Collected data
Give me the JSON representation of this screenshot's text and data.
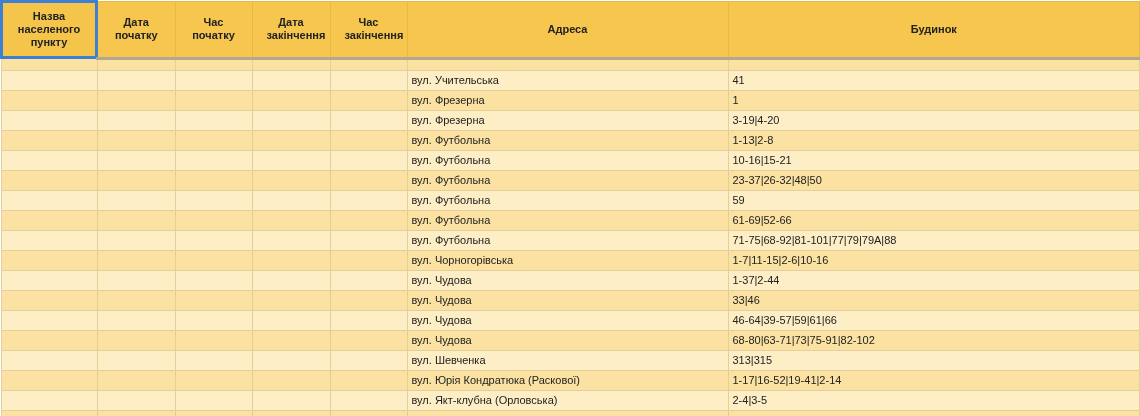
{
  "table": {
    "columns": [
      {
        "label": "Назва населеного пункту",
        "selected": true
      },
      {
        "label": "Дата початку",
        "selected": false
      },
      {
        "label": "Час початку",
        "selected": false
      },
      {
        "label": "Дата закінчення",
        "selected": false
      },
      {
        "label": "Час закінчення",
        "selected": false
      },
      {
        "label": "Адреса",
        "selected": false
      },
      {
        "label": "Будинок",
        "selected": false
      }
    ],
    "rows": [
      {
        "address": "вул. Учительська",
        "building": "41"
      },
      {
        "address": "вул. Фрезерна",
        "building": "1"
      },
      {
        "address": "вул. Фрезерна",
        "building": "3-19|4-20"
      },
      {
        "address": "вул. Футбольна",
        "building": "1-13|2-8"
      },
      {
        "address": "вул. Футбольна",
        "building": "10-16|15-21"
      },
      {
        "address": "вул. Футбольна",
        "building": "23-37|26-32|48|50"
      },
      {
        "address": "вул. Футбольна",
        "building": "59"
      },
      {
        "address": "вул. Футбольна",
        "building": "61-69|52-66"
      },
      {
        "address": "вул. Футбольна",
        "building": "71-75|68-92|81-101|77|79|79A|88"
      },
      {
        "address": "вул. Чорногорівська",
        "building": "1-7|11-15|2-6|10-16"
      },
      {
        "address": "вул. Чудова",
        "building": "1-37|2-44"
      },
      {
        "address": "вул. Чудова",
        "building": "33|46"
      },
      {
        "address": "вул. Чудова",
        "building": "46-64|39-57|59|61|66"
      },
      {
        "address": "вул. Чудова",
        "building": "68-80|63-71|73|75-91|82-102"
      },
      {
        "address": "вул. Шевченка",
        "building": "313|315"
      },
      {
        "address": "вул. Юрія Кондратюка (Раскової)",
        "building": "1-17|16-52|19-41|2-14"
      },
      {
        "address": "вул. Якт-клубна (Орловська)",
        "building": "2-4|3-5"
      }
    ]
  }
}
--
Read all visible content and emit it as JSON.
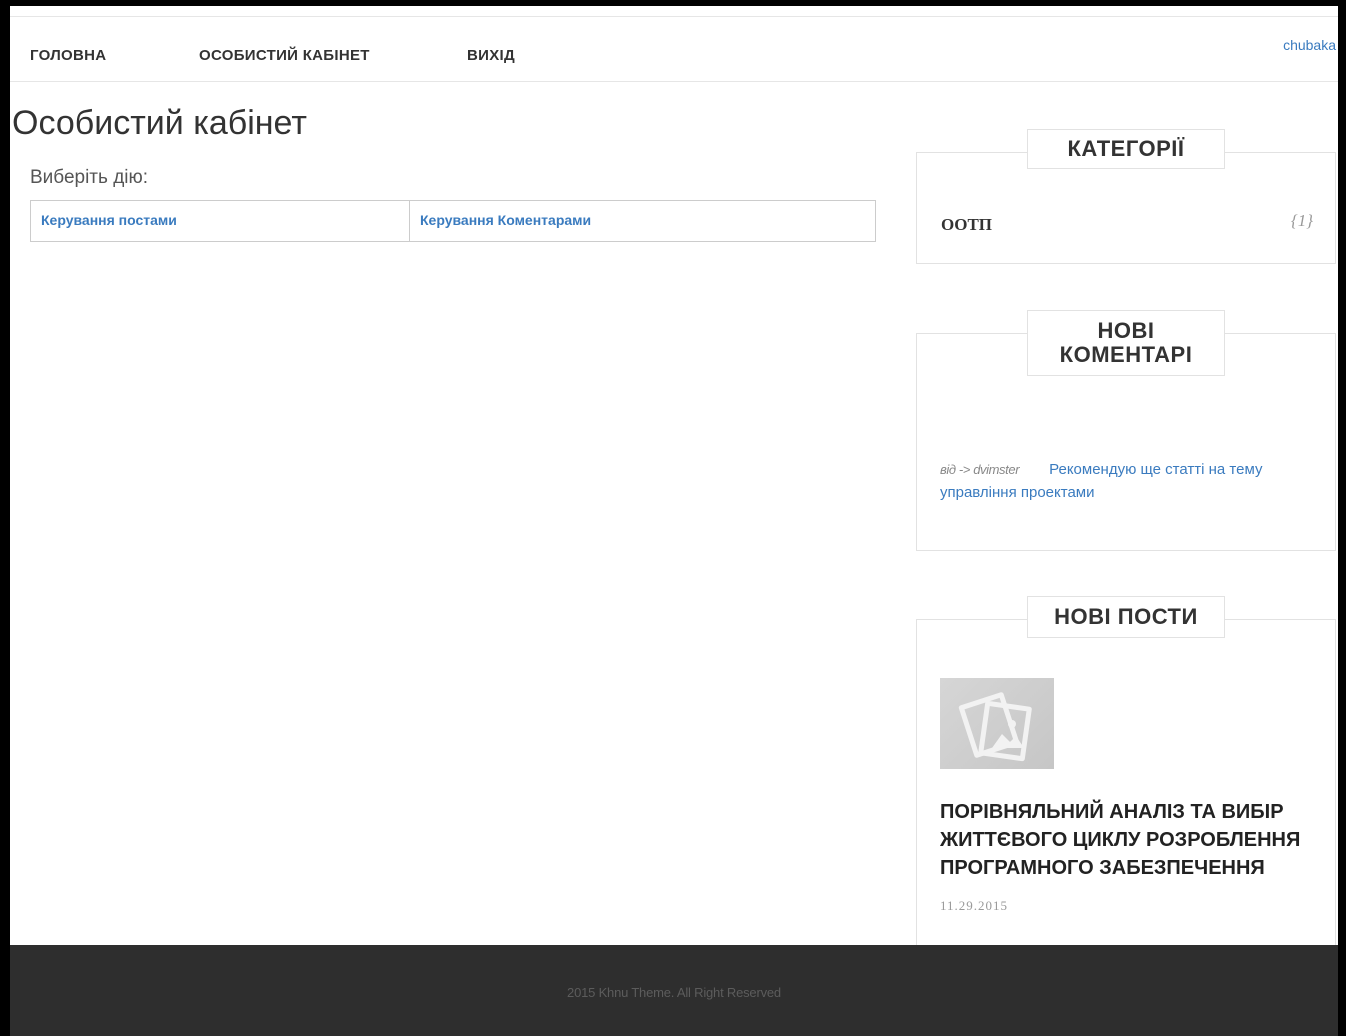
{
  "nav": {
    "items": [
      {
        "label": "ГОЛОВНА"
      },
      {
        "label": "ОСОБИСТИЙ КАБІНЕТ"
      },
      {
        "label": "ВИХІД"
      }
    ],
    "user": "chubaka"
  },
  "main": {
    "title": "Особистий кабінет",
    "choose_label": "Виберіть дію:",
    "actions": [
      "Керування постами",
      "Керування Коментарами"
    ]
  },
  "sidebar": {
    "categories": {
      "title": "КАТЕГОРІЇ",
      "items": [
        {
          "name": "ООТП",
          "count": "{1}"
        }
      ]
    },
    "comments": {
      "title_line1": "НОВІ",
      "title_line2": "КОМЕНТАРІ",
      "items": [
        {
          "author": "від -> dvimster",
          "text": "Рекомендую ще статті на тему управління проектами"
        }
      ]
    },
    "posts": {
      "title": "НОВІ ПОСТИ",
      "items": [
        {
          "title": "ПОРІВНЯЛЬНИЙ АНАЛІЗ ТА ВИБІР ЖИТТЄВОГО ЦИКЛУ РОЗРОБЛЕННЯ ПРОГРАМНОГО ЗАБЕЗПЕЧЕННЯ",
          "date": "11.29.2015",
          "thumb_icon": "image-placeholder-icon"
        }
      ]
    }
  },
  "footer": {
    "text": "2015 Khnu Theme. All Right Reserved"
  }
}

**EXERCISE DESCRIPTION:** Lines that hold "JSON" are the ones to copy; find all of them.

**EXERCISE RESULT:**
Give me the JSON representation of this screenshot's text and data.
Read all visible content and emit it as JSON.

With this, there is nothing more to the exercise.